PROVIDED INFORMATION »
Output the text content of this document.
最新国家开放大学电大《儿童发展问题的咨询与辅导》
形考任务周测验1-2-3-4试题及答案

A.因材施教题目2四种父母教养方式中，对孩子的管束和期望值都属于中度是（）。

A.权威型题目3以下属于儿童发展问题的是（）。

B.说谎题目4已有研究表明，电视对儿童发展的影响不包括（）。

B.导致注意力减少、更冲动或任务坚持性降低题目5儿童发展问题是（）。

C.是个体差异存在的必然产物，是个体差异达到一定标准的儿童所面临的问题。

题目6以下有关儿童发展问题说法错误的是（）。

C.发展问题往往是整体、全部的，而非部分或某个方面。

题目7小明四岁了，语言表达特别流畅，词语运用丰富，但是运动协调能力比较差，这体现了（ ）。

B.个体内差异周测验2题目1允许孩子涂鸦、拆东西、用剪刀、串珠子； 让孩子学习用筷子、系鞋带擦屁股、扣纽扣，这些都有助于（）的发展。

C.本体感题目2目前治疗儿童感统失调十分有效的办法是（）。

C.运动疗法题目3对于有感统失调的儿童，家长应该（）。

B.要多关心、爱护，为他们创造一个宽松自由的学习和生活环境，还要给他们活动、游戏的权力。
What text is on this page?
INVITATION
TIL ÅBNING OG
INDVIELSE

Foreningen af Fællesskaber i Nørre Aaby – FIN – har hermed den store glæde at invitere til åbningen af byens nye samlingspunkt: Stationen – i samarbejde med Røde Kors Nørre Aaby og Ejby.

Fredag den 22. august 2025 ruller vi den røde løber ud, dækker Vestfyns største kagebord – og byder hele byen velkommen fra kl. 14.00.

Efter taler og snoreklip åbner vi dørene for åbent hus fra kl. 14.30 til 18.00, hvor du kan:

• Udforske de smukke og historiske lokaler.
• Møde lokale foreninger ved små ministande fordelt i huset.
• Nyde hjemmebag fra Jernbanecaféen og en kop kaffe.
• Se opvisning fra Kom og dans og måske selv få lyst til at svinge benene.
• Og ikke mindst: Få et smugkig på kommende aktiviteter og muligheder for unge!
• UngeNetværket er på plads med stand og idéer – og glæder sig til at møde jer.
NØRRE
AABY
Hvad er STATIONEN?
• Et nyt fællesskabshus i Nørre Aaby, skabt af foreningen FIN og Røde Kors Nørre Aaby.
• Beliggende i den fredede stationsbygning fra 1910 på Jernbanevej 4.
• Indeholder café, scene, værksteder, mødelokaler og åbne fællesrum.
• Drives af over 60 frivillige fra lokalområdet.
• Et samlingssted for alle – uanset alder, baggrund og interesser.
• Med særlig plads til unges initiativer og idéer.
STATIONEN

EXERCISE REQUIREMENTS »
Return the lines above exactly, keeping every word.

FINAL ANSWER »
Output the text content of this document.
最新国家开放大学电大《儿童发展问题的咨询与辅导》
形考任务周测验1-2-3-4试题及答案

A.因材施教题目2四种父母教养方式中，对孩子的管束和期望值都属于中度是（）。

A.权威型题目3以下属于儿童发展问题的是（）。

B.说谎题目4已有研究表明，电视对儿童发展的影响不包括（）。

B.导致注意力减少、更冲动或任务坚持性降低题目5儿童发展问题是（）。

C.是个体差异存在的必然产物，是个体差异达到一定标准的儿童所面临的问题。

题目6以下有关儿童发展问题说法错误的是（）。

C.发展问题往往是整体、全部的，而非部分或某个方面。

题目7小明四岁了，语言表达特别流畅，词语运用丰富，但是运动协调能力比较差，这体现了（ ）。

B.个体内差异周测验2题目1允许孩子涂鸦、拆东西、用剪刀、串珠子； 让孩子学习用筷子、系鞋带擦屁股、扣纽扣，这些都有助于（）的发展。

C.本体感题目2目前治疗儿童感统失调十分有效的办法是（）。

C.运动疗法题目3对于有感统失调的儿童，家长应该（）。

B.要多关心、爱护，为他们创造一个宽松自由的学习和生活环境，还要给他们活动、游戏的权力。
What text is on this page?
INVITATION
TIL ÅBNING OG
INDVIELSE

Foreningen af Fællesskaber i Nørre Aaby – FIN – har hermed den store glæde at invitere til åbningen af byens nye samlingspunkt: Stationen – i samarbejde med Røde Kors Nørre Aaby og Ejby.

Fredag den 22. august 2025 ruller vi den røde løber ud, dækker Vestfyns største kagebord – og byder hele byen velkommen fra kl. 14.00.

Efter taler og snoreklip åbner vi dørene for åbent hus fra kl. 14.30 til 18.00, hvor du kan:

• Udforske de smukke og historiske lokaler.
• Møde lokale foreninger ved små ministande fordelt i huset.
• Nyde hjemmebag fra Jernbanecaféen og en kop kaffe.
• Se opvisning fra Kom og dans og måske selv få lyst til at svinge benene.
• Og ikke mindst: Få et smugkig på kommende aktiviteter og muligheder for unge!
• UngeNetværket er på plads med stand og idéer – og glæder sig til at møde jer.
NØRRE
AABY
Hvad er STATIONEN?
• Et nyt fællesskabshus i Nørre Aaby, skabt af foreningen FIN og Røde Kors Nørre Aaby.
• Beliggende i den fredede stationsbygning fra 1910 på Jernbanevej 4.
• Indeholder café, scene, værksteder, mødelokaler og åbne fællesrum.
• Drives af over 60 frivillige fra lokalområdet.
• Et samlingssted for alle – uanset alder, baggrund og interesser.
• Med særlig plads til unges initiativer og idéer.
STATIONEN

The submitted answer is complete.